# [Instructions for the task]
Omit all pictures and give the records below again exactly as written.

[Start Supplied records]

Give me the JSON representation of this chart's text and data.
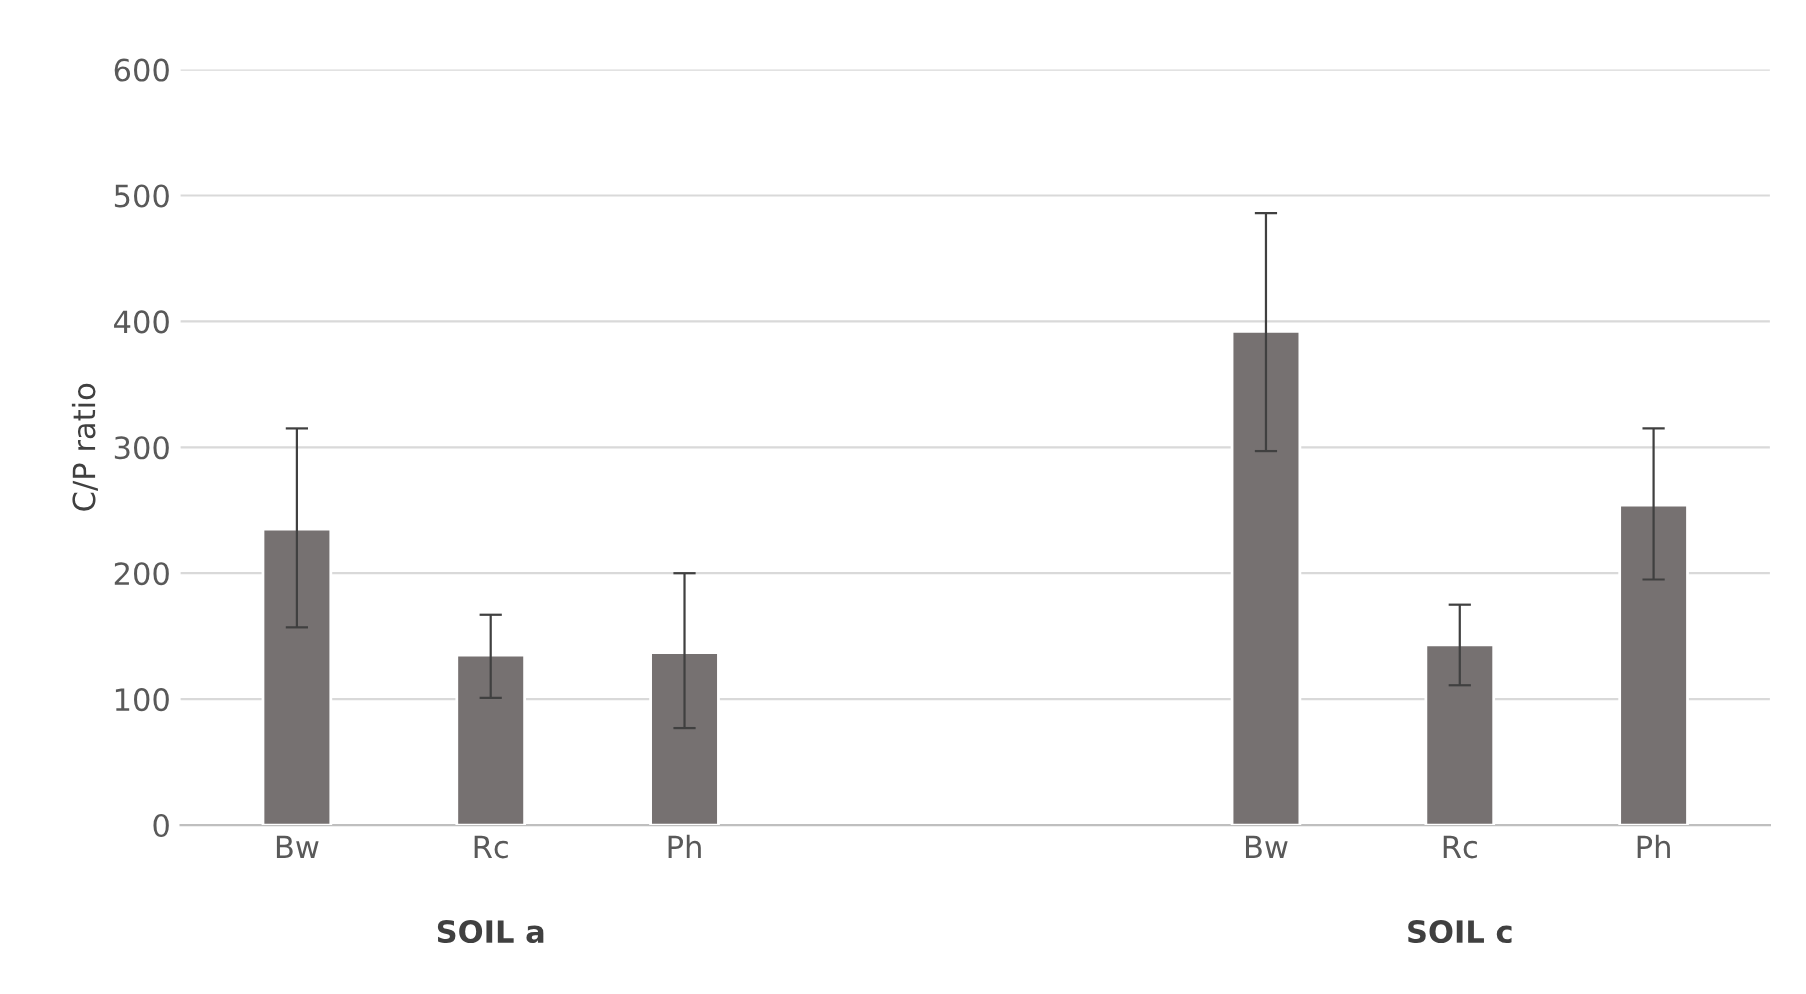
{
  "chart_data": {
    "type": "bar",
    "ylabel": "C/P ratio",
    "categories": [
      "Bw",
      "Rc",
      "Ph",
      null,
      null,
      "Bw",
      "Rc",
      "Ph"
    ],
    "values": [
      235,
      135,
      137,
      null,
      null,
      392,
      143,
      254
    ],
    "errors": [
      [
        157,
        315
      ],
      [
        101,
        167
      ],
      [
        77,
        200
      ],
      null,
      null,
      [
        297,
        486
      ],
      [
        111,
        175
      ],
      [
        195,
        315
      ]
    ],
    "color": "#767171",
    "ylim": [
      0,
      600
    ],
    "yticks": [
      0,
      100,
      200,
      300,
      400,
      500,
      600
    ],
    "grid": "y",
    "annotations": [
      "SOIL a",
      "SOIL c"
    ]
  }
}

[End Supplied records]

# [Output]
Give me the JSON representation of this chart's text and data.
{
  "chart_data": {
    "type": "bar",
    "ylabel": "C/P ratio",
    "categories": [
      "Bw",
      "Rc",
      "Ph",
      null,
      null,
      "Bw",
      "Rc",
      "Ph"
    ],
    "values": [
      235,
      135,
      137,
      null,
      null,
      392,
      143,
      254
    ],
    "errors": [
      [
        157,
        315
      ],
      [
        101,
        167
      ],
      [
        77,
        200
      ],
      null,
      null,
      [
        297,
        486
      ],
      [
        111,
        175
      ],
      [
        195,
        315
      ]
    ],
    "color": "#767171",
    "ylim": [
      0,
      600
    ],
    "yticks": [
      0,
      100,
      200,
      300,
      400,
      500,
      600
    ],
    "grid": "y",
    "annotations": [
      "SOIL a",
      "SOIL c"
    ]
  }
}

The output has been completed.